▶ _DIRECTION_: List each line of the data that holds the word "pessoal".

▶ _INFORMATION PROVIDED_:
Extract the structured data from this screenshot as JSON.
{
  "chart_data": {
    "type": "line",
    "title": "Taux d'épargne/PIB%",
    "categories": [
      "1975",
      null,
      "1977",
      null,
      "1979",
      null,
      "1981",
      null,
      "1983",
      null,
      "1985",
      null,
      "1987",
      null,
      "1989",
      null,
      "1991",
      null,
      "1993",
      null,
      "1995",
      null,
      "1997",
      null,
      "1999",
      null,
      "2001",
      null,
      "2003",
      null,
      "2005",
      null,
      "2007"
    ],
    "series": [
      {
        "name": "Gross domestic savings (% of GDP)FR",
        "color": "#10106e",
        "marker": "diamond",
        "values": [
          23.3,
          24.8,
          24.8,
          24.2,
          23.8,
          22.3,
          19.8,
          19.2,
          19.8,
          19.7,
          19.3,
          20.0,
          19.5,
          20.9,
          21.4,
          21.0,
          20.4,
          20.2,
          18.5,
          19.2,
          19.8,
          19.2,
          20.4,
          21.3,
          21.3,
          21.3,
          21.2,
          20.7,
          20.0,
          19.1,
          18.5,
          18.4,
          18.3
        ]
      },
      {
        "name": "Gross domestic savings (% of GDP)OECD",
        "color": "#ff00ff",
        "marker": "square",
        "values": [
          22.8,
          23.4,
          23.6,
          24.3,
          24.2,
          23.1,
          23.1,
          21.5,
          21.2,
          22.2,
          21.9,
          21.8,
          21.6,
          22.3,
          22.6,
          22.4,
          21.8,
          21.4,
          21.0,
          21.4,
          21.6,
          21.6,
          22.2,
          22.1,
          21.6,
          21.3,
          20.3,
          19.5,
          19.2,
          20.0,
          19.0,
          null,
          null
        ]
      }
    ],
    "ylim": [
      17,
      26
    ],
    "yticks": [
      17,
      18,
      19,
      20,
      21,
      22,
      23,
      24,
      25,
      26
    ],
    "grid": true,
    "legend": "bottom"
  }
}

==

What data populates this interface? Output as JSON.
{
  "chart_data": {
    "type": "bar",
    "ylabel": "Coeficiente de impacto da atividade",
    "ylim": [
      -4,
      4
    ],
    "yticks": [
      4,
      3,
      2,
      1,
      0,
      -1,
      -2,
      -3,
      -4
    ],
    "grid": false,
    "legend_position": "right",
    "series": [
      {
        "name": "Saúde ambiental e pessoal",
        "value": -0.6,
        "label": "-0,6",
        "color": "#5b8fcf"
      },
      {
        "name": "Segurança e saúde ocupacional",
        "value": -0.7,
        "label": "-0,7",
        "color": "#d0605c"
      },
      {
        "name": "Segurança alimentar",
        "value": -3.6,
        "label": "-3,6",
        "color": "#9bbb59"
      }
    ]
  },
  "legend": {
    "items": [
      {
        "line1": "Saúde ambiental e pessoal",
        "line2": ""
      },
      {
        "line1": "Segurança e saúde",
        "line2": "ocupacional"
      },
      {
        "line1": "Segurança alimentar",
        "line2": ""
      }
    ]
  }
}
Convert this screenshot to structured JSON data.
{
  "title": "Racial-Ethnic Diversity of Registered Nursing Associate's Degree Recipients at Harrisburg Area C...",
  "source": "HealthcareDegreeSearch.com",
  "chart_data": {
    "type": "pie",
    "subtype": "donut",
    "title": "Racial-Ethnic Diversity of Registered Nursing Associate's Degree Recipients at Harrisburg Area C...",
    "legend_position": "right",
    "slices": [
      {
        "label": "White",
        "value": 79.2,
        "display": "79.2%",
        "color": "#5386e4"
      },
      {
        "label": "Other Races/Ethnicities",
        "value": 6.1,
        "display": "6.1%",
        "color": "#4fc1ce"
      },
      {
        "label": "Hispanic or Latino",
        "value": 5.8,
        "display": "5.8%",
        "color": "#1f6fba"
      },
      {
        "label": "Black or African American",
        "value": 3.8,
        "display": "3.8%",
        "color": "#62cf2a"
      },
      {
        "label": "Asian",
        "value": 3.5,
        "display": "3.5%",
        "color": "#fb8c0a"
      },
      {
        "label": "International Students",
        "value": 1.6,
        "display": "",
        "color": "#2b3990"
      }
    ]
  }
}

▶ _EXPECTED OUTPUT_:
        "name": "Saúde ambiental e pessoal",
        "line1": "Saúde ambiental e pessoal",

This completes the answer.